The records are to be restated in their entirety, word for word.

(Items from a data source)
(begin)
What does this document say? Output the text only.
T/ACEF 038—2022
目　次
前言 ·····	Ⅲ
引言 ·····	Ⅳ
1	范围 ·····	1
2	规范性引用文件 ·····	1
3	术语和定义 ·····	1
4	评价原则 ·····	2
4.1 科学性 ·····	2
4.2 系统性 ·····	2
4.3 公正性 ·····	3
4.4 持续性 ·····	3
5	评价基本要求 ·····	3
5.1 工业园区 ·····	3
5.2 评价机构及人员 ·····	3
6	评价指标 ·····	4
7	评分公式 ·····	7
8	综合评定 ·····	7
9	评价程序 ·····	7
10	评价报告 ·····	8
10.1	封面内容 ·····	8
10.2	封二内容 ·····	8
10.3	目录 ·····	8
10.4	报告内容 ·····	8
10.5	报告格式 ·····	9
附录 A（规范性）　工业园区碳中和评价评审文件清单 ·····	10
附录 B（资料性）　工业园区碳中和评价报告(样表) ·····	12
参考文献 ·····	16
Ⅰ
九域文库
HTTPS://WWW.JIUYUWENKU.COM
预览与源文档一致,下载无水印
(end)
**Written solution**
What does this document say? Output the text only.
T/ACEF 038—2022
目　次
前言 ·····	Ⅲ
引言 ·····	Ⅳ
1	范围 ·····	1
2	规范性引用文件 ·····	1
3	术语和定义 ·····	1
4	评价原则 ·····	2
4.1 科学性 ·····	2
4.2 系统性 ·····	2
4.3 公正性 ·····	3
4.4 持续性 ·····	3
5	评价基本要求 ·····	3
5.1 工业园区 ·····	3
5.2 评价机构及人员 ·····	3
6	评价指标 ·····	4
7	评分公式 ·····	7
8	综合评定 ·····	7
9	评价程序 ·····	7
10	评价报告 ·····	8
10.1	封面内容 ·····	8
10.2	封二内容 ·····	8
10.3	目录 ·····	8
10.4	报告内容 ·····	8
10.5	报告格式 ·····	9
附录 A（规范性）　工业园区碳中和评价评审文件清单 ·····	10
附录 B（资料性）　工业园区碳中和评价报告(样表) ·····	12
参考文献 ·····	16
Ⅰ
九域文库
HTTPS://WWW.JIUYUWENKU.COM
预览与源文档一致,下载无水印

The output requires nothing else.